— Start Exercise input —

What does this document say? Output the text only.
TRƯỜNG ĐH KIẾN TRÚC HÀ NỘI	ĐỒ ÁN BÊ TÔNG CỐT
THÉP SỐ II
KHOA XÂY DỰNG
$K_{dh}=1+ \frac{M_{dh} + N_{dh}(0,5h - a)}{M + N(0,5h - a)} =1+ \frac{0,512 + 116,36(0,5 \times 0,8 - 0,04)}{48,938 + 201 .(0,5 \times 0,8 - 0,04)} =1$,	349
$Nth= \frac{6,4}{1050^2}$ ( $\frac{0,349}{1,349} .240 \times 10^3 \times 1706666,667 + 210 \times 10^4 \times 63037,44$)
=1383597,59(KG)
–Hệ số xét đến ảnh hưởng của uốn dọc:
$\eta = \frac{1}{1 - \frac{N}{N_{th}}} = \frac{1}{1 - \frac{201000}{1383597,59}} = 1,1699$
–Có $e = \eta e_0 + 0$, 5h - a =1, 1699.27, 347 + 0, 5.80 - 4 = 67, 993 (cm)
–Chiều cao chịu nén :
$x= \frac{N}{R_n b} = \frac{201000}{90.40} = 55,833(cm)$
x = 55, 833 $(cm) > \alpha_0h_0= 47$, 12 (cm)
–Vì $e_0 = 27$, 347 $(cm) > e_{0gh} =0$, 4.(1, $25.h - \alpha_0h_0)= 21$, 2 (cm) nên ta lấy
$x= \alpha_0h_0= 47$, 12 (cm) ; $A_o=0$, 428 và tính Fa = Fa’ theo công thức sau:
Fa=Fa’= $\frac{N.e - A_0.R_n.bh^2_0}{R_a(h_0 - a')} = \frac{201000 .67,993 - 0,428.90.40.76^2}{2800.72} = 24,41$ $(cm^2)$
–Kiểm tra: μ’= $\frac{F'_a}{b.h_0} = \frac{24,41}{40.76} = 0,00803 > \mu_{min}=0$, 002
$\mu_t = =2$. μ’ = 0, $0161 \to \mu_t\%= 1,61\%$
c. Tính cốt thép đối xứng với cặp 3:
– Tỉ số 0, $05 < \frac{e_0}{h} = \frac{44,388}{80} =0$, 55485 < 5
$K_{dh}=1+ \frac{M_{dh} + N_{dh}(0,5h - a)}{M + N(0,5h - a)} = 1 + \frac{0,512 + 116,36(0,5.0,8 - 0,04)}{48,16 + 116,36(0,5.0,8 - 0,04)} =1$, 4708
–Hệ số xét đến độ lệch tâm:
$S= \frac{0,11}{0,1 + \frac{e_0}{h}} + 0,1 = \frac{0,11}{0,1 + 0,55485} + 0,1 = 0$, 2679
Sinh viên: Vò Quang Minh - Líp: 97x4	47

— End Exercise input —

What you are asked to do:
From the listing above, copy out each line where the word "frac" appears.

Answer in full:
$K_{dh}=1+ \frac{M_{dh} + N_{dh}(0,5h - a)}{M + N(0,5h - a)} =1+ \frac{0,512 + 116,36(0,5 \times 0,8 - 0,04)}{48,938 + 201 .(0,5 \times 0,8 - 0,04)} =1$,	349
$Nth= \frac{6,4}{1050^2}$ ( $\frac{0,349}{1,349} .240 \times 10^3 \times 1706666,667 + 210 \times 10^4 \times 63037,44$)
$\eta = \frac{1}{1 - \frac{N}{N_{th}}} = \frac{1}{1 - \frac{201000}{1383597,59}} = 1,1699$
$x= \frac{N}{R_n b} = \frac{201000}{90.40} = 55,833(cm)$
Fa=Fa’= $\frac{N.e - A_0.R_n.bh^2_0}{R_a(h_0 - a')} = \frac{201000 .67,993 - 0,428.90.40.76^2}{2800.72} = 24,41$ $(cm^2)$
–Kiểm tra: μ’= $\frac{F'_a}{b.h_0} = \frac{24,41}{40.76} = 0,00803 > \mu_{min}=0$, 002
– Tỉ số 0, $05 < \frac{e_0}{h} = \frac{44,388}{80} =0$, 55485 < 5
$K_{dh}=1+ \frac{M_{dh} + N_{dh}(0,5h - a)}{M + N(0,5h - a)} = 1 + \frac{0,512 + 116,36(0,5.0,8 - 0,04)}{48,16 + 116,36(0,5.0,8 - 0,04)} =1$, 4708
$S= \frac{0,11}{0,1 + \frac{e_0}{h}} + 0,1 = \frac{0,11}{0,1 + 0,55485} + 0,1 = 0$, 2679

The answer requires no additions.